Records contained in a dataset
━━━━━━━━━━
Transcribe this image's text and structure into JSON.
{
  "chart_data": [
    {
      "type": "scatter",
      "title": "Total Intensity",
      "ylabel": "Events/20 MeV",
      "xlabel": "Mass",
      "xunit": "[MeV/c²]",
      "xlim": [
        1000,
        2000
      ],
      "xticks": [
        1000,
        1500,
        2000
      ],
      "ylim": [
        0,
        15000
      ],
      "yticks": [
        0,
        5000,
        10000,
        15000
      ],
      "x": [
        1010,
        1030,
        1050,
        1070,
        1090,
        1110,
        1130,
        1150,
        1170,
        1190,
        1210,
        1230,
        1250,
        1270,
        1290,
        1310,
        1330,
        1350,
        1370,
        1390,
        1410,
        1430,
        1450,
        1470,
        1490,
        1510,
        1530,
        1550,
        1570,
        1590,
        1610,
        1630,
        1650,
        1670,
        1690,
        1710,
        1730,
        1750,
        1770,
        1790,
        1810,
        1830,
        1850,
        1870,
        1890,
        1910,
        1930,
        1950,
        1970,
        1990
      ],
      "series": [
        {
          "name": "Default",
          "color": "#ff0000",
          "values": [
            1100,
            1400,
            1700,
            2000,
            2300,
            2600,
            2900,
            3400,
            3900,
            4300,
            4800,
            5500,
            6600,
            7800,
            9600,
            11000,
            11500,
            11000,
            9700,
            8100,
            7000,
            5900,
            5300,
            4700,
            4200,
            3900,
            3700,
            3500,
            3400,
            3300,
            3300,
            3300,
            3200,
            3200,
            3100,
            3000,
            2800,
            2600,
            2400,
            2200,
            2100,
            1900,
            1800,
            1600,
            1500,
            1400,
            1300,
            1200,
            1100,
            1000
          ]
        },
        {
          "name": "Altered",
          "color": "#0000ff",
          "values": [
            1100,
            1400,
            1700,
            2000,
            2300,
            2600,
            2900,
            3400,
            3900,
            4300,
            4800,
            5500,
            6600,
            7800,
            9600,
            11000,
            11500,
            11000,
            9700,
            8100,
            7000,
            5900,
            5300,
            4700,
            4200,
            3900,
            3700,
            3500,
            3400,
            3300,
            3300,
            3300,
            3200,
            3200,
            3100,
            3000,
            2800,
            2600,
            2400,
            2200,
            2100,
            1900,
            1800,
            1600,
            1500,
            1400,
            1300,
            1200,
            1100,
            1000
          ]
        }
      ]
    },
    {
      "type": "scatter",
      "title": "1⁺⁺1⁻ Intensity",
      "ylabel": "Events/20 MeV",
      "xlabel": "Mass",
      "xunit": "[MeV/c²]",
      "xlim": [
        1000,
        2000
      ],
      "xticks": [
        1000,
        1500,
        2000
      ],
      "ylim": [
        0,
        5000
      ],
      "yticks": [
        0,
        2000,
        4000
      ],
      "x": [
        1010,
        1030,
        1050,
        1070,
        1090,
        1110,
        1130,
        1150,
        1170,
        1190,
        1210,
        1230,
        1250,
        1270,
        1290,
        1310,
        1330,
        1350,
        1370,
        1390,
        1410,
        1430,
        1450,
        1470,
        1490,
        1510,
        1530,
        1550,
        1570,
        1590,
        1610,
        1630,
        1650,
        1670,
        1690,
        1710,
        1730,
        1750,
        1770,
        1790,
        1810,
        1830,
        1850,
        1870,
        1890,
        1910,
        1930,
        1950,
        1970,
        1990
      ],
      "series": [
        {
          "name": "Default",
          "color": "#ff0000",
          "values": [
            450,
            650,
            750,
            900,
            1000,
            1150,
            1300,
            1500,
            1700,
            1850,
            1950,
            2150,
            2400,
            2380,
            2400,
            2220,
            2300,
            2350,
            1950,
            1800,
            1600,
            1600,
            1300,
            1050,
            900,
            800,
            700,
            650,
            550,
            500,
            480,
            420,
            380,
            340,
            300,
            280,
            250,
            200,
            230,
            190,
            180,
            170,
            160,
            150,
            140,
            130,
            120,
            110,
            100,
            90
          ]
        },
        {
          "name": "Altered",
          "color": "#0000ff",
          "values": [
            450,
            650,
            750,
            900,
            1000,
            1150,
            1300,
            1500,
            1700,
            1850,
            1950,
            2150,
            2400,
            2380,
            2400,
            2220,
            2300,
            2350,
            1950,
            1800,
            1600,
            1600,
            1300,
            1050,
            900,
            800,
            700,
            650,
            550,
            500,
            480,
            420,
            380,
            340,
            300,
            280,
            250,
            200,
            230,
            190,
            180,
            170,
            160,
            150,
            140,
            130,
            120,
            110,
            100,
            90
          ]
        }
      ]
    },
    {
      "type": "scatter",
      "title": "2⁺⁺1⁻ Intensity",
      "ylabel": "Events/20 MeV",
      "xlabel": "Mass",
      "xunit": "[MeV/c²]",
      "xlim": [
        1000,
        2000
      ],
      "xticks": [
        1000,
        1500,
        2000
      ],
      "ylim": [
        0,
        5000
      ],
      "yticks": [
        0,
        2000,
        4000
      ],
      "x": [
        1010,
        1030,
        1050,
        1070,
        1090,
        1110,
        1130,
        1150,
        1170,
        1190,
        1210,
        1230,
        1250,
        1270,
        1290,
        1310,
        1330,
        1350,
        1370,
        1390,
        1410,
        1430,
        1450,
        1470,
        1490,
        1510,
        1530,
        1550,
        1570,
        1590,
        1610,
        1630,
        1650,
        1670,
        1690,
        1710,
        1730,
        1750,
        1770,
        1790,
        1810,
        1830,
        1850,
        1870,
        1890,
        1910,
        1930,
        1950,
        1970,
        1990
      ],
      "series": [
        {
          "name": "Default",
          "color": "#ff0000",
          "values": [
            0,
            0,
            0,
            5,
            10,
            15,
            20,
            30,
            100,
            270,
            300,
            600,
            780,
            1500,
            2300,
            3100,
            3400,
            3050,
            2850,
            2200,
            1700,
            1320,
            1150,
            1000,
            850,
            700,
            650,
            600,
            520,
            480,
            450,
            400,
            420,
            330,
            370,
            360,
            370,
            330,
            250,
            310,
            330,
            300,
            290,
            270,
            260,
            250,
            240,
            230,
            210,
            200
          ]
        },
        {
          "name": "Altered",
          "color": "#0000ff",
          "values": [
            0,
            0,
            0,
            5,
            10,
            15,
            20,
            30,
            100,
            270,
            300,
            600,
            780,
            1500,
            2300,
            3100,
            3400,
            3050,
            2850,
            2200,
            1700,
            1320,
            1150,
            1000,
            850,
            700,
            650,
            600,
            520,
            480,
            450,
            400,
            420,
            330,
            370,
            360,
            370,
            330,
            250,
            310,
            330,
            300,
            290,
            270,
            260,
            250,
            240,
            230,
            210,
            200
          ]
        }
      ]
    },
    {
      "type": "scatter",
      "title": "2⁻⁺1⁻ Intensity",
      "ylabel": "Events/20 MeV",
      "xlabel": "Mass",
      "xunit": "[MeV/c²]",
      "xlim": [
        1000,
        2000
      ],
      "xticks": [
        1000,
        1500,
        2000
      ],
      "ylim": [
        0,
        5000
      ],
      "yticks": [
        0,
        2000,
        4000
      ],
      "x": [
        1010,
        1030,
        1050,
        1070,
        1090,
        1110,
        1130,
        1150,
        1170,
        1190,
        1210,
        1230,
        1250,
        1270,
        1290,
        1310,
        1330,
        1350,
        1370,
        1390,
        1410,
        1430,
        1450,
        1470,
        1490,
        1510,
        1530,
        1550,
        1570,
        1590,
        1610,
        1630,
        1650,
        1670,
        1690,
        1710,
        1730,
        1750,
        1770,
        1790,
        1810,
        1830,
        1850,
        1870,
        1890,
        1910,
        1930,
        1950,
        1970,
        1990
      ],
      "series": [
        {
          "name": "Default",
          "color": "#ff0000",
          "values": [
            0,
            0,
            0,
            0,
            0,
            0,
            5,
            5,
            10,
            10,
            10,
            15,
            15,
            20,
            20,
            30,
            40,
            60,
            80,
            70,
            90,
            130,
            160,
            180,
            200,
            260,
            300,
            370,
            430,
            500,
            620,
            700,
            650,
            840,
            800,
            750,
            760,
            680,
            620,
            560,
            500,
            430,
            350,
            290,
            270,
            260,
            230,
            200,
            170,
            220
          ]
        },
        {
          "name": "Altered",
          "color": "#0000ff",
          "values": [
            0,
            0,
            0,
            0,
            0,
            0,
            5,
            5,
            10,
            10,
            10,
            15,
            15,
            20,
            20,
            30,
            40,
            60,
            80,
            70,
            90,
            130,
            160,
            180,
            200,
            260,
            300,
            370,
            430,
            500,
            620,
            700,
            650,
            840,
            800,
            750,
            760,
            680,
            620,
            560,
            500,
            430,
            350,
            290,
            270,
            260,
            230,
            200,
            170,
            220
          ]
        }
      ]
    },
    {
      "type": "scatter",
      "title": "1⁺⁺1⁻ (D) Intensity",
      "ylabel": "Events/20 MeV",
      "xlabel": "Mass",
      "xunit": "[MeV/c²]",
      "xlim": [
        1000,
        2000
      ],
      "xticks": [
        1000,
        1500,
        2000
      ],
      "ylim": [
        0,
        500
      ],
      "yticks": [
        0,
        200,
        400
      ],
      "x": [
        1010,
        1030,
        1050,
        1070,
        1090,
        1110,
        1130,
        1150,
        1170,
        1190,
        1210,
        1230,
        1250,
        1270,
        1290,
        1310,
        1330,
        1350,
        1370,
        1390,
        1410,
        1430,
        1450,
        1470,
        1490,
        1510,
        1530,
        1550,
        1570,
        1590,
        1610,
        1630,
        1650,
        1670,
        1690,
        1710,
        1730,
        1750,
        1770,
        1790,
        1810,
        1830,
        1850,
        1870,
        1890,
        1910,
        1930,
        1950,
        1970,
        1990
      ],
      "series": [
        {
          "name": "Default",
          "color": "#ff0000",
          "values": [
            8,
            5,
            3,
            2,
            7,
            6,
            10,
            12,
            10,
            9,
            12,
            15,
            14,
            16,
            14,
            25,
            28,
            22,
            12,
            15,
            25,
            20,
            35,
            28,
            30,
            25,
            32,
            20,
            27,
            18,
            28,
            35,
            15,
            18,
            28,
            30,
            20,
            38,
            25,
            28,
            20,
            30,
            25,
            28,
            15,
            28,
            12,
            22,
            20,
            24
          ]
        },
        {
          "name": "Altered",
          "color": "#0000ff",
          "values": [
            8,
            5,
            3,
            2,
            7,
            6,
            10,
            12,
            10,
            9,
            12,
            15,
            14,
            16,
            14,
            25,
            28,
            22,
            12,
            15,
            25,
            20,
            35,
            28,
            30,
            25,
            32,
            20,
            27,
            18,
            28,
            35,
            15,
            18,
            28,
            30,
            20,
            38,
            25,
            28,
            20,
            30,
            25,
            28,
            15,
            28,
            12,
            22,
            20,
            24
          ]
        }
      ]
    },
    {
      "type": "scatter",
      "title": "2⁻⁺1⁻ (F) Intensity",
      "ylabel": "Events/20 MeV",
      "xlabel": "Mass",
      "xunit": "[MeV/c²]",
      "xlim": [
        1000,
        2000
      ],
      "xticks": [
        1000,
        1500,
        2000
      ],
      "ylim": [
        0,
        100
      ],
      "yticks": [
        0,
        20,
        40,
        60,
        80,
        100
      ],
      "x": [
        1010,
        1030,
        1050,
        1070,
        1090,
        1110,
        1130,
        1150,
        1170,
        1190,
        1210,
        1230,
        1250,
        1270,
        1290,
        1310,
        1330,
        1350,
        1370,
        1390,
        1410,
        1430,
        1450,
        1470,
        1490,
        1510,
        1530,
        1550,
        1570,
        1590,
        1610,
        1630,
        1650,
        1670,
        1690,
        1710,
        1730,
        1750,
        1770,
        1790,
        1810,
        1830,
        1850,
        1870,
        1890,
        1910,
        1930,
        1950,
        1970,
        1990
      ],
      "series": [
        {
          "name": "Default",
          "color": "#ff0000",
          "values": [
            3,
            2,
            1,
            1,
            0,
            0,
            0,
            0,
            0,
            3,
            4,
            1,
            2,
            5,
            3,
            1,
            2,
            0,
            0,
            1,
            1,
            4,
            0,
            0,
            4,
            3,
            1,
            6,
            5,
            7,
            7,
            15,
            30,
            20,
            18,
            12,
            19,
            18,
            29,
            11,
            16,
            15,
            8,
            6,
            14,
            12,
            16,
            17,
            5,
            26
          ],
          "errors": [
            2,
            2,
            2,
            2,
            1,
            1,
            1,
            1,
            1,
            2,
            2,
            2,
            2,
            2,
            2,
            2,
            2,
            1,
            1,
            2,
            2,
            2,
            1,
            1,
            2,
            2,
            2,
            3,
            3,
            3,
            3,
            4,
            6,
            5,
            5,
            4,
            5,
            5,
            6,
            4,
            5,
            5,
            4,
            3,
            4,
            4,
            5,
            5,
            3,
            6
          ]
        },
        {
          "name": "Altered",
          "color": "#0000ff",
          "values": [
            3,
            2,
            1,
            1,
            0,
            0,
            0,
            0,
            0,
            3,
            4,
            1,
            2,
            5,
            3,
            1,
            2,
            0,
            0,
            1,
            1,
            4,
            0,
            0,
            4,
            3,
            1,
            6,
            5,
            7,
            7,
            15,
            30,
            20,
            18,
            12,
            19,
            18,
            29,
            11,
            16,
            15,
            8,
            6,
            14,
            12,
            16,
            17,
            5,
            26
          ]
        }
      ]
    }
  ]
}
━━━━━━━━━━
Instructions for the task ▸ Write down every line of the data above that includes the string "Intensity".

Full response ▸
      "title": "Total Intensity",
      "title": "1⁺⁺1⁻ Intensity",
      "title": "2⁺⁺1⁻ Intensity",
      "title": "2⁻⁺1⁻ Intensity",
      "title": "1⁺⁺1⁻ (D) Intensity",
      "title": "2⁻⁺1⁻ (F) Intensity",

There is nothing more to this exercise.